• PASSAGE:
# Graphics Contest #42 VOTING - The Beautiful Arianwen



## marie73 (Jul 12, 2006)

Thank you to everyone who entered. Every one of these brought tears to my eyes! 

*Original:*










Entries - in no particular order


Entry #1











Entry #2











Entry #3











Entry #4











Entry #5











Entry #6


----------



## gunterkat (Aug 19, 2006)

All the entries are so beautiful and so heartwarming, :heart Thank you all, sooo much!








:catrun


----------



## Jeanie (Jun 18, 2003)

This has to be one of the toughest contests yet! These entries are truly beautiful!


----------



## Megan1216 (Nov 28, 2004)

My favorites in this contest: Entries 1, 2, 4, 5, and 6!!  So hard to choose!!


----------



## Leazie (Apr 14, 2007)

Stunning enteries everyone. You are all so talented.


----------



## felis (Feb 25, 2005)

Hey, guess we have a winner!!!!!!!!!!       

CONGRATULATIONS VICTORIA!


----------



## Megan1216 (Nov 28, 2004)

Wow, didn't realize it was over!  CONGRATS VICTORIA!!!


----------



## Jeanie (Jun 18, 2003)

What a lovely picture! Congratulations, Victoria.


----------



## marie73 (Jul 12, 2006)

*Congratulations, Victoria!*

You can pick the cat and theme (if any) of your choice for the next contest.


----------



## doodlebug (May 13, 2006)

Congrats Victoria!


----------



## horseplaypen (Apr 1, 2004)

Aw, thanks guys! I'll get cracking on finding a cat for the next one. :wink:


----------



## gunterkat (Aug 19, 2006)

Congratulations, Victoria! :thumb :jump


----------

• LISTED RECORDS:
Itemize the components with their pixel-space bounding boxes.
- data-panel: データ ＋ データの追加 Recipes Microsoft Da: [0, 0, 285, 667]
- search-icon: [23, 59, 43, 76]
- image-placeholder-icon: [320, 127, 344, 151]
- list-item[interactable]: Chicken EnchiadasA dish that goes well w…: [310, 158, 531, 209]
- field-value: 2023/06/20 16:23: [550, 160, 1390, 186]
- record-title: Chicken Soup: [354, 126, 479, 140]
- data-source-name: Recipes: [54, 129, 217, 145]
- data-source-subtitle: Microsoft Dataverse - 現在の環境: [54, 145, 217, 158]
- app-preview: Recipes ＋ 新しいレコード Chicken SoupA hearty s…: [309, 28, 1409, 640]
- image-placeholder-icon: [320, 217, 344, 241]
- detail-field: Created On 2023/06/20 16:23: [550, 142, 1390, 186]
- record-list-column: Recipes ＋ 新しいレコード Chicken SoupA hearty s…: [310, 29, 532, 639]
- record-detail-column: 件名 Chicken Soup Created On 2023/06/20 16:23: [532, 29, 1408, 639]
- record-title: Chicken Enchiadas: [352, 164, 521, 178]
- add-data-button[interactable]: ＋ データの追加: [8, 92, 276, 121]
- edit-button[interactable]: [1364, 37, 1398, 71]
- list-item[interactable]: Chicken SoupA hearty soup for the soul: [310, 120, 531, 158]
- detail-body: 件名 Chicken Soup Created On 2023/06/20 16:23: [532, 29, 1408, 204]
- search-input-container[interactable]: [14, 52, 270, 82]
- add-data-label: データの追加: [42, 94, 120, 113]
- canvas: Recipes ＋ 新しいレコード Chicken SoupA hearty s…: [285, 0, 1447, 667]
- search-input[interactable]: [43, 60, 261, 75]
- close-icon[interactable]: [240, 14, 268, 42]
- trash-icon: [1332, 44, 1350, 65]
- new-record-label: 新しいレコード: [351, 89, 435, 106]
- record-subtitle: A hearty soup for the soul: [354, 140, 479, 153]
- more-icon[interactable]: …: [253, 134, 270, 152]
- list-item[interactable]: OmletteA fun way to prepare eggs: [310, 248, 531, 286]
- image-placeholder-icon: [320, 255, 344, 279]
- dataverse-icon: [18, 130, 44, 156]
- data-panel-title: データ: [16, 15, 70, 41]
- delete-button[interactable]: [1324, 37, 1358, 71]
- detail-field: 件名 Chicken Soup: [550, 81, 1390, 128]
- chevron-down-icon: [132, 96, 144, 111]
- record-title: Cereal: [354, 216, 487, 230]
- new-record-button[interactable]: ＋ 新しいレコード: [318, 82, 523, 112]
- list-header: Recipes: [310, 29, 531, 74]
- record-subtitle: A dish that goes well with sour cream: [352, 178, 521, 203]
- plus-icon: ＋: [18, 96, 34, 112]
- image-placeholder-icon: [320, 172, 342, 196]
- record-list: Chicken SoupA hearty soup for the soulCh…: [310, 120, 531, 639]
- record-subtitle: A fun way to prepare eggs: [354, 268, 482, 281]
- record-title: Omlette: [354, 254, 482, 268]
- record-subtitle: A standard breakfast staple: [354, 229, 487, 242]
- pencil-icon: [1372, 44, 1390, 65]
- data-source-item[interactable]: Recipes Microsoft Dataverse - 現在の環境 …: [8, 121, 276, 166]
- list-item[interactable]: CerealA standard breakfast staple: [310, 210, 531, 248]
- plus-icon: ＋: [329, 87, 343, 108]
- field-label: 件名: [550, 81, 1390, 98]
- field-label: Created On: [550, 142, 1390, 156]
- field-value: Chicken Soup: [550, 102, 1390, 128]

• REQUIREMENT 1:
In the contest thread, what reason does Jeanie give for calling this one of the toughest contests yet? Please answer in one to three sentences.
• REQUIREMENT 2:
According to the contest thread, what may Victoria choose for the next contest?

• WRITTEN REPLY 1:
Jeanie calls it one of the toughest contests yet because the entries are truly beautiful.

• WRITTEN REPLY 2:
Victoria may pick the cat and the theme, if any, for the next contest.